## Work to be completed
Search the listing below for the word "structured" and copy each line that holds it.

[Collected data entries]
-=-=-
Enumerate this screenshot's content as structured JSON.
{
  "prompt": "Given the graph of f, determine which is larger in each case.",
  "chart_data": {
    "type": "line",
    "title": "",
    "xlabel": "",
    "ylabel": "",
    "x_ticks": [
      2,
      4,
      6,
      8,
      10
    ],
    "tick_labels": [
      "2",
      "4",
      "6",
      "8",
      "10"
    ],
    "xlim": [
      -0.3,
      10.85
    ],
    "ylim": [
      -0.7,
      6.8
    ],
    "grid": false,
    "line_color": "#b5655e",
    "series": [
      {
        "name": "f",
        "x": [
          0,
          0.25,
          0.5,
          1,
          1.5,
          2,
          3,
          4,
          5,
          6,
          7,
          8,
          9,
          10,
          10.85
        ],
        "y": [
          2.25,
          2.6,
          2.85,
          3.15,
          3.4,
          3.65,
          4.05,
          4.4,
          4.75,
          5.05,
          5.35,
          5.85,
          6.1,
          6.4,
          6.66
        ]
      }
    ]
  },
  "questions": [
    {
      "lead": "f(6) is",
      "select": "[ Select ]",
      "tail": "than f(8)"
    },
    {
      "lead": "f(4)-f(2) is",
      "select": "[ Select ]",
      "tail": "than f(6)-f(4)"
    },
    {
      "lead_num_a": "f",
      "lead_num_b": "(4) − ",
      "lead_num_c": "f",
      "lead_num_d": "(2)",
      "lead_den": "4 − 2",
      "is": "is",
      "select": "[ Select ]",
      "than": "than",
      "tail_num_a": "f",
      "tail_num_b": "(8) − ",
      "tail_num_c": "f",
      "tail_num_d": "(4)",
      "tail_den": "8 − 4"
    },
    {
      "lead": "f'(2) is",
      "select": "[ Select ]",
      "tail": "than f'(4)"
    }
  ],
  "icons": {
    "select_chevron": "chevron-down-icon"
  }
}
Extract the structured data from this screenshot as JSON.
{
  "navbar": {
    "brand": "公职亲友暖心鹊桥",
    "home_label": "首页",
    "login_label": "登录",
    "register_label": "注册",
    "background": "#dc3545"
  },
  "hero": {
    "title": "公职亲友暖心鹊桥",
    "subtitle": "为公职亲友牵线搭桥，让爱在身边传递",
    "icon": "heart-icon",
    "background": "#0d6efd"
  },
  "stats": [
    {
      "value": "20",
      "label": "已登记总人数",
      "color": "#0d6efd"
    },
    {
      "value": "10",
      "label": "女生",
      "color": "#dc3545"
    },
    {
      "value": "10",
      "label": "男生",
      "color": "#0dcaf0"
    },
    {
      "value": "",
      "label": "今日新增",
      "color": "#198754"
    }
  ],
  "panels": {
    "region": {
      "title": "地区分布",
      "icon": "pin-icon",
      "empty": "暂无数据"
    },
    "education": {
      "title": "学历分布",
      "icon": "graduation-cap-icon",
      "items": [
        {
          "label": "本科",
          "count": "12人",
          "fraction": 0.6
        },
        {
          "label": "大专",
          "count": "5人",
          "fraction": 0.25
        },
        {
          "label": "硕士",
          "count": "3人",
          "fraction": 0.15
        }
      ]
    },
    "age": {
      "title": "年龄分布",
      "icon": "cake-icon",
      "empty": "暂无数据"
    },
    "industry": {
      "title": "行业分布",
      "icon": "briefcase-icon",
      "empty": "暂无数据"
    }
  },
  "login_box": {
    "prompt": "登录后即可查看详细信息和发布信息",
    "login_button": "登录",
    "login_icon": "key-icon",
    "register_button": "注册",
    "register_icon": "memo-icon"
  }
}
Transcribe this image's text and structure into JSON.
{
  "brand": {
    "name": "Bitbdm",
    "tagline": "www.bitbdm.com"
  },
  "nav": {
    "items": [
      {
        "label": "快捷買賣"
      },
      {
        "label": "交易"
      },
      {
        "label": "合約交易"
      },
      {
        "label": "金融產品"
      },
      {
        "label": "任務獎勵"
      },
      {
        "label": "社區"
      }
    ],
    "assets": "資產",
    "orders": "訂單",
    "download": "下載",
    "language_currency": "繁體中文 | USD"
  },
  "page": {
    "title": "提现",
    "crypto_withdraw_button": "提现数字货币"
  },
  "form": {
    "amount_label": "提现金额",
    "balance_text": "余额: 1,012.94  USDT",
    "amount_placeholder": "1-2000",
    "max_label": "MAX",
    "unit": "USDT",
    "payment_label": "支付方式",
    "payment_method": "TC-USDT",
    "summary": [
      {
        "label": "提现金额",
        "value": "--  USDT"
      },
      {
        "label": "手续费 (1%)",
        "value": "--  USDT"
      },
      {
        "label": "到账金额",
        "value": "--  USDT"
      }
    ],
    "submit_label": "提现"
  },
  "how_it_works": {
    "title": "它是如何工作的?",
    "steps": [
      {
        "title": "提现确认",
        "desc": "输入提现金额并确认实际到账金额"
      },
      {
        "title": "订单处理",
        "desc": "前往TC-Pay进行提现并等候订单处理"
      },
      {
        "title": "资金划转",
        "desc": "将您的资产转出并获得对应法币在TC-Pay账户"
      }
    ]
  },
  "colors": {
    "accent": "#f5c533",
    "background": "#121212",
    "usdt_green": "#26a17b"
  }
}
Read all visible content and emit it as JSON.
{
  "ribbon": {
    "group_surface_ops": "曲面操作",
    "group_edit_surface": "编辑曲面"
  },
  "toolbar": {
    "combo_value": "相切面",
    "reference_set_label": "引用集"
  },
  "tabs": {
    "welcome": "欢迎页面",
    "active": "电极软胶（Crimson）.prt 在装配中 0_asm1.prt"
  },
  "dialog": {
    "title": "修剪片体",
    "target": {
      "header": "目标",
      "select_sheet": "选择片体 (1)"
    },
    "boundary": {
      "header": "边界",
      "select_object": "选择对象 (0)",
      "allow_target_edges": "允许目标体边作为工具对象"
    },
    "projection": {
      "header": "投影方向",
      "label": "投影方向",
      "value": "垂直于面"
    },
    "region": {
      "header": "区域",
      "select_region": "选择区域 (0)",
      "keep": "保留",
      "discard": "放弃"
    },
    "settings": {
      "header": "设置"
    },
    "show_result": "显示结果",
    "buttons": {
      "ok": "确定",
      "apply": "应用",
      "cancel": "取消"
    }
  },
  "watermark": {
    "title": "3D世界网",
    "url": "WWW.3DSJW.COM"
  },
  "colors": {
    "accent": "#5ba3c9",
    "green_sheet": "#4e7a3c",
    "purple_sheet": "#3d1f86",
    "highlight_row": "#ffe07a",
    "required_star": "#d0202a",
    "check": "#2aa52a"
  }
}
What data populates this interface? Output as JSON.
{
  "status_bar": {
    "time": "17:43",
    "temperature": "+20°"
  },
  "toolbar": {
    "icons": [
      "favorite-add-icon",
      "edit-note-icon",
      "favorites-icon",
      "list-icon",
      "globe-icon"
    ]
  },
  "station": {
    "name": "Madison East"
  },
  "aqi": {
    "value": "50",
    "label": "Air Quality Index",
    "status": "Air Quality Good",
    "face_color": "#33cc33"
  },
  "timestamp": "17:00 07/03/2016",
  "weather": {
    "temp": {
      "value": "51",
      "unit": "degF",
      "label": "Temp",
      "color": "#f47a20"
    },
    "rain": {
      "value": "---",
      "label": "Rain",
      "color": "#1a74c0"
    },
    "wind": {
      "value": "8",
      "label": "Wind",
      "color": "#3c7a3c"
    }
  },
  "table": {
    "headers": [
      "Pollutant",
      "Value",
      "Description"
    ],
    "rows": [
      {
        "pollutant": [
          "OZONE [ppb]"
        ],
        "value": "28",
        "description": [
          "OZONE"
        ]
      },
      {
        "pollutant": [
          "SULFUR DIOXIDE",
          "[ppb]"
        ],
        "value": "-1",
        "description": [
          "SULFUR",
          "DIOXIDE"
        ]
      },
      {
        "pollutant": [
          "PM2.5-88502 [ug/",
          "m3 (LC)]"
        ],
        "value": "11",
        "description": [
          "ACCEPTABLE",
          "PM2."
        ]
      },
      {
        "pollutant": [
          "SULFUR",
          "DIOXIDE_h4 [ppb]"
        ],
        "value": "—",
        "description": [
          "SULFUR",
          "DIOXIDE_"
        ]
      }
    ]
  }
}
-=-=-
## Response to this exercise
Enumerate this screenshot's content as structured JSON.
Extract the structured data from this screenshot as JSON.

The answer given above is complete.